▶ **GIVEN REQUEST**
Each entry below is to be printed verbatim.

▶ **DATA**
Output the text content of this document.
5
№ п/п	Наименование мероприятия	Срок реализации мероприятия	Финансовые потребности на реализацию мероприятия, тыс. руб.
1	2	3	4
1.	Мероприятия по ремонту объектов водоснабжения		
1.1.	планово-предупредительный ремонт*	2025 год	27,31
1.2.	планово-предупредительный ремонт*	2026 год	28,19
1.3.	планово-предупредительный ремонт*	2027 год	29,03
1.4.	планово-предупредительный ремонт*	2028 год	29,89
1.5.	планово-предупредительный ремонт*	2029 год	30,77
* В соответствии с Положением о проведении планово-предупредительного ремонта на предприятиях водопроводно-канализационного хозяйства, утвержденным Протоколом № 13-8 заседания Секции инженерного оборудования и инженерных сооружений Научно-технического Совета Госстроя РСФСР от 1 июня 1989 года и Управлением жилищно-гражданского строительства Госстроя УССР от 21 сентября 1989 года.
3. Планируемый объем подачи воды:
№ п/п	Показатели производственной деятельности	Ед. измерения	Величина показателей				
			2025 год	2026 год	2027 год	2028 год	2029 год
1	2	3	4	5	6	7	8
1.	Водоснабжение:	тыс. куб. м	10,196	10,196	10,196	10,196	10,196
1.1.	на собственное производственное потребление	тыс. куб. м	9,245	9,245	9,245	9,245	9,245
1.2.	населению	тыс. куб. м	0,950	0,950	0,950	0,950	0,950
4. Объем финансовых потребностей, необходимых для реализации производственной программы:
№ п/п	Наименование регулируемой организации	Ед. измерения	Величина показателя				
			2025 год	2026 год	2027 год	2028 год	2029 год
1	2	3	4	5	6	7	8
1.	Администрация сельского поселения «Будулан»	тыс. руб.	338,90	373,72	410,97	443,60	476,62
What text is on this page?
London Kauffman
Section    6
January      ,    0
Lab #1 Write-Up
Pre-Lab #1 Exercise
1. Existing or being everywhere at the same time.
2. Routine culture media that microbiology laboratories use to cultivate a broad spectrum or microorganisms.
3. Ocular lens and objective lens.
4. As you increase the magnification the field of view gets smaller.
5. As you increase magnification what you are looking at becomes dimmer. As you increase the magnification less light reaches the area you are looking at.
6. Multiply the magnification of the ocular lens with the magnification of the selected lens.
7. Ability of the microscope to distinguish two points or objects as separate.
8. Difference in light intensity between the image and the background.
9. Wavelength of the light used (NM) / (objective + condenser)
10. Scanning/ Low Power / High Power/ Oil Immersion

▶ **TASK SOLUTION**
Output the text content of this document.
5
№ п/п	Наименование мероприятия	Срок реализации мероприятия	Финансовые потребности на реализацию мероприятия, тыс. руб.
1	2	3	4
1.	Мероприятия по ремонту объектов водоснабжения		
1.1.	планово-предупредительный ремонт*	2025 год	27,31
1.2.	планово-предупредительный ремонт*	2026 год	28,19
1.3.	планово-предупредительный ремонт*	2027 год	29,03
1.4.	планово-предупредительный ремонт*	2028 год	29,89
1.5.	планово-предупредительный ремонт*	2029 год	30,77
* В соответствии с Положением о проведении планово-предупредительного ремонта на предприятиях водопроводно-канализационного хозяйства, утвержденным Протоколом № 13-8 заседания Секции инженерного оборудования и инженерных сооружений Научно-технического Совета Госстроя РСФСР от 1 июня 1989 года и Управлением жилищно-гражданского строительства Госстроя УССР от 21 сентября 1989 года.
3. Планируемый объем подачи воды:
№ п/п	Показатели производственной деятельности	Ед. измерения	Величина показателей				
			2025 год	2026 год	2027 год	2028 год	2029 год
1	2	3	4	5	6	7	8
1.	Водоснабжение:	тыс. куб. м	10,196	10,196	10,196	10,196	10,196
1.1.	на собственное производственное потребление	тыс. куб. м	9,245	9,245	9,245	9,245	9,245
1.2.	населению	тыс. куб. м	0,950	0,950	0,950	0,950	0,950
4. Объем финансовых потребностей, необходимых для реализации производственной программы:
№ п/п	Наименование регулируемой организации	Ед. измерения	Величина показателя				
			2025 год	2026 год	2027 год	2028 год	2029 год
1	2	3	4	5	6	7	8
1.	Администрация сельского поселения «Будулан»	тыс. руб.	338,90	373,72	410,97	443,60	476,62
What text is on this page?
London Kauffman
Section    6
January      ,    0
Lab #1 Write-Up
Pre-Lab #1 Exercise
1. Existing or being everywhere at the same time.
2. Routine culture media that microbiology laboratories use to cultivate a broad spectrum or microorganisms.
3. Ocular lens and objective lens.
4. As you increase the magnification the field of view gets smaller.
5. As you increase magnification what you are looking at becomes dimmer. As you increase the magnification less light reaches the area you are looking at.
6. Multiply the magnification of the ocular lens with the magnification of the selected lens.
7. Ability of the microscope to distinguish two points or objects as separate.
8. Difference in light intensity between the image and the background.
9. Wavelength of the light used (NM) / (objective + condenser)
10. Scanning/ Low Power / High Power/ Oil Immersion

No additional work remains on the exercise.